Records from a data collection
***
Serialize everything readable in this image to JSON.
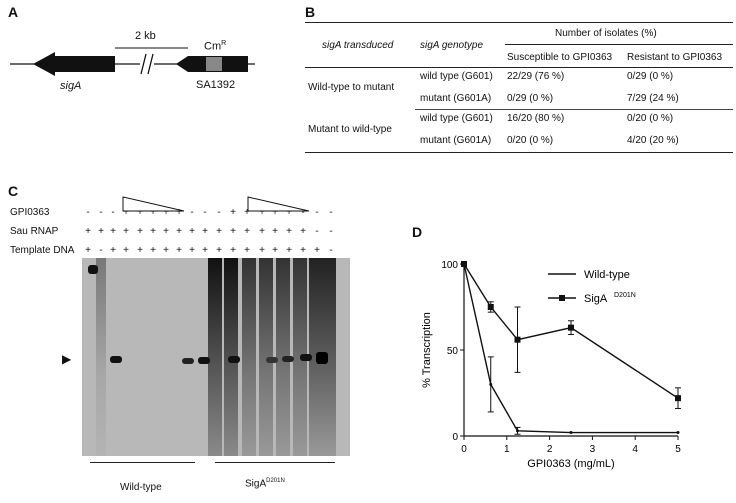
{
  "panels": {
    "a": "A",
    "b": "B",
    "c": "C",
    "d": "D"
  },
  "panel_a": {
    "scale": "2 kb",
    "gene1": "sigA",
    "gene2": "SA1392",
    "marker": "Cm",
    "marker_sup": "R",
    "break_symbol": "//"
  },
  "panel_b": {
    "col_transduced": "sigA transduced",
    "col_genotype": "sigA genotype",
    "col_isolates": "Number of isolates (%)",
    "col_susceptible": "Susceptible to GPI0363",
    "col_resistant": "Resistant to GPI0363",
    "groups": [
      {
        "name": "Wild-type to mutant",
        "rows": [
          {
            "genotype": "wild type (G601)",
            "susceptible": "22/29 (76 %)",
            "resistant": "0/29 (0 %)"
          },
          {
            "genotype": "mutant (G601A)",
            "susceptible": "0/29 (0 %)",
            "resistant": "7/29 (24 %)"
          }
        ]
      },
      {
        "name": "Mutant to wild-type",
        "rows": [
          {
            "genotype": "wild type (G601)",
            "susceptible": "16/20 (80 %)",
            "resistant": "0/20 (0 %)"
          },
          {
            "genotype": "mutant (G601A)",
            "susceptible": "0/20 (0 %)",
            "resistant": "4/20 (20 %)"
          }
        ]
      }
    ]
  },
  "panel_c": {
    "row_labels": [
      "GPI0363",
      "Sau RNAP",
      "Template DNA"
    ],
    "marks": [
      [
        "-",
        "-",
        "-",
        "+",
        "+",
        "+",
        "+",
        "+",
        "-",
        "-",
        "-",
        "+",
        "+",
        "+",
        "+",
        "+",
        "-",
        "-",
        "-"
      ],
      [
        "+",
        "+",
        "+",
        "+",
        "+",
        "+",
        "+",
        "+",
        "+",
        "+",
        "+",
        "+",
        "+",
        "+",
        "+",
        "+",
        "+",
        "-",
        "-"
      ],
      [
        "+",
        "-",
        "+",
        "+",
        "+",
        "+",
        "+",
        "+",
        "+",
        "+",
        "+",
        "+",
        "+",
        "+",
        "+",
        "+",
        "+",
        "+",
        "-"
      ]
    ],
    "arrow": "▶",
    "group1": "Wild-type",
    "group2": "SigA",
    "group2_sup": "D201N"
  },
  "chart_data": {
    "type": "line",
    "xlabel": "GPI0363 (mg/mL)",
    "ylabel": "% Transcription",
    "xlim": [
      0,
      5
    ],
    "ylim": [
      0,
      100
    ],
    "xticks": [
      0,
      1,
      2,
      3,
      4,
      5
    ],
    "yticks": [
      0,
      50,
      100
    ],
    "legend_position": "top-right",
    "series": [
      {
        "name": "Wild-type",
        "marker": "none",
        "x": [
          0,
          0.625,
          1.25,
          2.5,
          5
        ],
        "y": [
          100,
          30,
          3,
          2,
          2
        ],
        "err": [
          0,
          16,
          2,
          0,
          0
        ]
      },
      {
        "name": "SigA",
        "name_sup": "D201N",
        "marker": "square",
        "x": [
          0,
          0.625,
          1.25,
          2.5,
          5
        ],
        "y": [
          100,
          75,
          56,
          63,
          22
        ],
        "err": [
          0,
          3,
          19,
          4,
          6
        ]
      }
    ]
  }
}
***
### Your goal
Print all entries exactly. The images do not belong in the copy.

### Task result
Serialize everything readable in this image to JSON.
{
  "panels": {
    "a": "A",
    "b": "B",
    "c": "C",
    "d": "D"
  },
  "panel_a": {
    "scale": "2 kb",
    "gene1": "sigA",
    "gene2": "SA1392",
    "marker": "Cm",
    "marker_sup": "R",
    "break_symbol": "//"
  },
  "panel_b": {
    "col_transduced": "sigA transduced",
    "col_genotype": "sigA genotype",
    "col_isolates": "Number of isolates (%)",
    "col_susceptible": "Susceptible to GPI0363",
    "col_resistant": "Resistant to GPI0363",
    "groups": [
      {
        "name": "Wild-type to mutant",
        "rows": [
          {
            "genotype": "wild type (G601)",
            "susceptible": "22/29 (76 %)",
            "resistant": "0/29 (0 %)"
          },
          {
            "genotype": "mutant (G601A)",
            "susceptible": "0/29 (0 %)",
            "resistant": "7/29 (24 %)"
          }
        ]
      },
      {
        "name": "Mutant to wild-type",
        "rows": [
          {
            "genotype": "wild type (G601)",
            "susceptible": "16/20 (80 %)",
            "resistant": "0/20 (0 %)"
          },
          {
            "genotype": "mutant (G601A)",
            "susceptible": "0/20 (0 %)",
            "resistant": "4/20 (20 %)"
          }
        ]
      }
    ]
  },
  "panel_c": {
    "row_labels": [
      "GPI0363",
      "Sau RNAP",
      "Template DNA"
    ],
    "marks": [
      [
        "-",
        "-",
        "-",
        "+",
        "+",
        "+",
        "+",
        "+",
        "-",
        "-",
        "-",
        "+",
        "+",
        "+",
        "+",
        "+",
        "-",
        "-",
        "-"
      ],
      [
        "+",
        "+",
        "+",
        "+",
        "+",
        "+",
        "+",
        "+",
        "+",
        "+",
        "+",
        "+",
        "+",
        "+",
        "+",
        "+",
        "+",
        "-",
        "-"
      ],
      [
        "+",
        "-",
        "+",
        "+",
        "+",
        "+",
        "+",
        "+",
        "+",
        "+",
        "+",
        "+",
        "+",
        "+",
        "+",
        "+",
        "+",
        "+",
        "-"
      ]
    ],
    "arrow": "▶",
    "group1": "Wild-type",
    "group2": "SigA",
    "group2_sup": "D201N"
  },
  "chart_data": {
    "type": "line",
    "xlabel": "GPI0363 (mg/mL)",
    "ylabel": "% Transcription",
    "xlim": [
      0,
      5
    ],
    "ylim": [
      0,
      100
    ],
    "xticks": [
      0,
      1,
      2,
      3,
      4,
      5
    ],
    "yticks": [
      0,
      50,
      100
    ],
    "legend_position": "top-right",
    "series": [
      {
        "name": "Wild-type",
        "marker": "none",
        "x": [
          0,
          0.625,
          1.25,
          2.5,
          5
        ],
        "y": [
          100,
          30,
          3,
          2,
          2
        ],
        "err": [
          0,
          16,
          2,
          0,
          0
        ]
      },
      {
        "name": "SigA",
        "name_sup": "D201N",
        "marker": "square",
        "x": [
          0,
          0.625,
          1.25,
          2.5,
          5
        ],
        "y": [
          100,
          75,
          56,
          63,
          22
        ],
        "err": [
          0,
          3,
          19,
          4,
          6
        ]
      }
    ]
  }
}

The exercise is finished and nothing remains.